→ Article
◇ ◇ ◇ ◇ ◇
Reading with... Jamie Quatro

photo: McKenna Quatro

Jamie Quatro's first novel, Fire Sermon (Grove Press, January 9, 2018), is a January 2018 Indie Next Selection. Her first short story collection, I Want to Show You More, was published in 2013. Quatro is a contributing editor at Oxford American and teaches in the MFA program at Sewanee, the University of the South. She lives with her husband and four children in Lookout Mountain, Ga.

On your nightstand now:

It's a mighty big stack. Let's see: a galley of Leslie Jamison's The Recovering, out in April--it's a blend of memoir, reportage, literary criticism and cultural history that overturns and re-visions the addiction memoir. Karen Tei Yamashita's I Hotel, a National Book Award finalist, which I'm reading in preparation for a panel we're on together at AWP. Nafissa Thompson-Spires's forthcoming story collection, Heads of the Colored People, which dissects racism with a forensic scrutiny I've never seen before. Jesmyn Ward's Sing, Unburied, Sing, excerpts of which I read in the Oxford American and immediately bought the book. The new James Salter essay collection, Don't Save Anything, because new James Salter! Stephen Prothero's brilliant God Is Not One and the Qur'an, both of which I'm reading to prepare for a lecture next April.

Favorite book when you were a child:

Madeleine L'Engle's Time Quintet series. My favorite book was A Wind in the Door, though the images of evil terrified me: I used to scan the night sky for rips in the galaxy and wonder if my elementary school principal was himself or a replica (and would I be able to tell the difference?). When I felt tired, I'd wonder if an Echthroi was attacking my mitochondria or farandolae. I think what I was drawn to, as a child, was the notion of instantaneous connections between things at the cosmic and cellular levels. That kind of unity felt, and still feels, deeply true to me.

Your top five authors:

This is an impossible question. Can I make it into two categories, "older" and "newer"? 1) Austen, Dickens, Woolf, Faulkner, Joyce. 2) Grace Paley, Barry Hannah, James Salter, Sharon Olds, Maggie Nelson.

Book you've faked reading:

Anna Karenina. How embarrassing to admit. I skipped all the Levin/farming business to get to Anna and Vronsky.
◇ ◇ ◇ ◇ ◇
→ Task data
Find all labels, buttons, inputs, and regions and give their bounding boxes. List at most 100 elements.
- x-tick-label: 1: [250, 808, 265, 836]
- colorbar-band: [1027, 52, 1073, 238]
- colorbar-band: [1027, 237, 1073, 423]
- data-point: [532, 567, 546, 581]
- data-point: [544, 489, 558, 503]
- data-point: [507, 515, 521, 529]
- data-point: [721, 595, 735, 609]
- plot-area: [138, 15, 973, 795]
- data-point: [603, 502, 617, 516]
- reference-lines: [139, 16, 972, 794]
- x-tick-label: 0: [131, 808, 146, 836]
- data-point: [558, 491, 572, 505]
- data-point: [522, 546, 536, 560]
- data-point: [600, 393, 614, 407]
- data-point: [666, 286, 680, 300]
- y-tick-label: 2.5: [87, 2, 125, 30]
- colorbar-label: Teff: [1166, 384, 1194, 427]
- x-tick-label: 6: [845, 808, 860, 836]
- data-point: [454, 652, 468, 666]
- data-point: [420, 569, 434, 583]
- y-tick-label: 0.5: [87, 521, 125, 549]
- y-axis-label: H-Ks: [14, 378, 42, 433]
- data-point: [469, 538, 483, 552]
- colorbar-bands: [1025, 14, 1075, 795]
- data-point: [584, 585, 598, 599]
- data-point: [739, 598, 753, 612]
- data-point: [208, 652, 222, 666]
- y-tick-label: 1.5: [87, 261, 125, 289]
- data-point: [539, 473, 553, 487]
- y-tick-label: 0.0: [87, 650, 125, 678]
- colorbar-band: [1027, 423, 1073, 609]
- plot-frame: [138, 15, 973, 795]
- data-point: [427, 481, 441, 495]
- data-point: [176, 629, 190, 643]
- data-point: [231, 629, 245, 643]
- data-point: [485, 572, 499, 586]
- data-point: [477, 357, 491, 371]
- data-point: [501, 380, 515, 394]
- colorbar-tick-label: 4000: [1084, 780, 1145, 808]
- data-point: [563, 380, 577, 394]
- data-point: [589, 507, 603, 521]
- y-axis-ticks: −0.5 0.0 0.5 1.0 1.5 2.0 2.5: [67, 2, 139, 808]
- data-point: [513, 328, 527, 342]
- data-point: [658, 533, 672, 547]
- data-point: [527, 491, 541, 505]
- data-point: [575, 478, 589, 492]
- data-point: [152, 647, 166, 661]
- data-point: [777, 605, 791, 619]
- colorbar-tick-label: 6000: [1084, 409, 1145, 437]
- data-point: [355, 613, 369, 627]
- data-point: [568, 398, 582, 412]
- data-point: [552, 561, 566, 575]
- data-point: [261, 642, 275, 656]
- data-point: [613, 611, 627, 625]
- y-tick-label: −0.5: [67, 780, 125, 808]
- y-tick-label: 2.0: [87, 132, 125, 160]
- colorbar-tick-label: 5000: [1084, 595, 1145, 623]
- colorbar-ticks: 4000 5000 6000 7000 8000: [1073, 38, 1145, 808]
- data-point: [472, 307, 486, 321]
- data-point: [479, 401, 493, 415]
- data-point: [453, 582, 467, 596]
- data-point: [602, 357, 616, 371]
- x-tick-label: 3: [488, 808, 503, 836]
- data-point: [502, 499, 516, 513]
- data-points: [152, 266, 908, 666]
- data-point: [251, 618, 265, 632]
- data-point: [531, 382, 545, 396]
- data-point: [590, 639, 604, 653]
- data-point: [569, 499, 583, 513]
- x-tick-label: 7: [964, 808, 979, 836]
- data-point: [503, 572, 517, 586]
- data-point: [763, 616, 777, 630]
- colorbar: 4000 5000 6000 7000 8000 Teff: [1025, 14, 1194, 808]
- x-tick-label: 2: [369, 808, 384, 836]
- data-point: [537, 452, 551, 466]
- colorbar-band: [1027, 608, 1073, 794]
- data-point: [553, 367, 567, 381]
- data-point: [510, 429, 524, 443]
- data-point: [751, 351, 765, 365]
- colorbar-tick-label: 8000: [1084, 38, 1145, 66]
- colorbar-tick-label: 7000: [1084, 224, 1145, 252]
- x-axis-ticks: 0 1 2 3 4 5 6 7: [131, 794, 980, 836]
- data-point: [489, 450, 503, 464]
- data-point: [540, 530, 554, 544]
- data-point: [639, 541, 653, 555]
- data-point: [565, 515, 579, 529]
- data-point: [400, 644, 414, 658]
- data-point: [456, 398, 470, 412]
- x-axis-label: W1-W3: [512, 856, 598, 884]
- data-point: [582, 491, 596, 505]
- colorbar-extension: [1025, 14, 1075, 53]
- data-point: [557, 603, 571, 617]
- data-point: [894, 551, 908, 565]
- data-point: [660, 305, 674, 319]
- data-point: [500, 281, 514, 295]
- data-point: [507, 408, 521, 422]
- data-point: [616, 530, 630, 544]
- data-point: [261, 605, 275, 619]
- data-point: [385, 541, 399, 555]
◇ ◇ ◇ ◇ ◇
→ Instructions
**a)** Answer these questions about the Jamie Quatro interview, one answer per line, marked the same way:
(i) Where does Quatro teach in an MFA program?
(ii) Which book from the Time Quintet was her childhood favorite?
(iii) Which novel does she admit to faking reading?
**b)** Rewrite the records as a numbered list, from their first line through the line holding "- data-point: [558, 491, 572, 505]", inclusive, leaving out any blank lines.
The text and the records have nothing to do with each other.

→ The solutions
**a)**
(i) Sewanee, the University of the South
(ii) A Wind in the Door
(iii) Anna Karenina

**b)**
1. Find all labels, buttons, inputs, and regions and give their bounding boxes. List at most 100 elements.
2. - x-tick-label: 1: [250, 808, 265, 836]
3. - colorbar-band: [1027, 52, 1073, 238]
4. - colorbar-band: [1027, 237, 1073, 423]
5. - data-point: [532, 567, 546, 581]
6. - data-point: [544, 489, 558, 503]
7. - data-point: [507, 515, 521, 529]
8. - data-point: [721, 595, 735, 609]
9. - plot-area: [138, 15, 973, 795]
10. - data-point: [603, 502, 617, 516]
11. - reference-lines: [139, 16, 972, 794]
12. - x-tick-label: 0: [131, 808, 146, 836]
13. - data-point: [558, 491, 572, 505]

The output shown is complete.